### OBJECTIVE
Select and reproduce each line of the listing below that bears the string "task".

>> begin

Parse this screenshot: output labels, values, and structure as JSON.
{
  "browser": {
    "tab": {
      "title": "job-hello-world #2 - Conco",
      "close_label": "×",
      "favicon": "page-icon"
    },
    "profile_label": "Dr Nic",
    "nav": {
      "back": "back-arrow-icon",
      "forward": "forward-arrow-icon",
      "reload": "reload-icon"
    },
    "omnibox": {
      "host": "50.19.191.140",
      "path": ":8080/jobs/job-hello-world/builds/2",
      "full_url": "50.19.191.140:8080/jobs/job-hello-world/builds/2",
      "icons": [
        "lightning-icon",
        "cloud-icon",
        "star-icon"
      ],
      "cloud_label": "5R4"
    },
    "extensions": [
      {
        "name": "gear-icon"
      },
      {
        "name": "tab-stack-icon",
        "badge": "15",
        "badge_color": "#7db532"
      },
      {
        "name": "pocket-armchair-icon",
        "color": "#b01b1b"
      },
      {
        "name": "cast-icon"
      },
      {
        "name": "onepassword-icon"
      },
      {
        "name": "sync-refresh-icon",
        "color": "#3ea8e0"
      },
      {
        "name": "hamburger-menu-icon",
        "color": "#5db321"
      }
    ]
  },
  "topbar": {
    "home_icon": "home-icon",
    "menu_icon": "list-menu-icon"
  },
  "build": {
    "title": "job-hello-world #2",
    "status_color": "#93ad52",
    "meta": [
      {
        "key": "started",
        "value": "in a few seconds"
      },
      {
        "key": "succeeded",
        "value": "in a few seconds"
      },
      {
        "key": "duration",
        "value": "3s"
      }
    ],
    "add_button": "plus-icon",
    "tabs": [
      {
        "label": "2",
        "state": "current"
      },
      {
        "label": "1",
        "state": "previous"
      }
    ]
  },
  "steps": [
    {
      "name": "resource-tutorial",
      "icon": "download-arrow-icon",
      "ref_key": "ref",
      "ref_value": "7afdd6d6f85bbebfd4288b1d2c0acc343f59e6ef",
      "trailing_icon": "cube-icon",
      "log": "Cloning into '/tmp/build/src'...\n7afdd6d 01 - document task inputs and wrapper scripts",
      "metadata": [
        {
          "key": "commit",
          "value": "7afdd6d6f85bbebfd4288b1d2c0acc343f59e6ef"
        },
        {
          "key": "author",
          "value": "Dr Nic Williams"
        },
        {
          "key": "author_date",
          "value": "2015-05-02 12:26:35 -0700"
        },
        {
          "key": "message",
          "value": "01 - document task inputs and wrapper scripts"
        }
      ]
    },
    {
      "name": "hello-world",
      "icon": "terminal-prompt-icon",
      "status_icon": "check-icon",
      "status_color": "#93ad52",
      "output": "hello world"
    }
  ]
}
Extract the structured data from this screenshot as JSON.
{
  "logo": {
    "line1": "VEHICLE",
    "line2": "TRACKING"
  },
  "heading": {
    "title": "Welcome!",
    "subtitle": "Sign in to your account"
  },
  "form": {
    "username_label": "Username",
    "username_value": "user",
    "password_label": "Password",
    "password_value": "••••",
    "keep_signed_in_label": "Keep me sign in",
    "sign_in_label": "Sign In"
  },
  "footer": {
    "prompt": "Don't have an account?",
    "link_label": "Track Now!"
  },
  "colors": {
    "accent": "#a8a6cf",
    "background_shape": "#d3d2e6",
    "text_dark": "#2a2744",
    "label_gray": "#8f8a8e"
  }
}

>> end

### FULL ANSWER
      "log": "Cloning into '/tmp/build/src'...\n7afdd6d 01 - document task inputs and wrapper scripts",
          "value": "01 - document task inputs and wrapper scripts"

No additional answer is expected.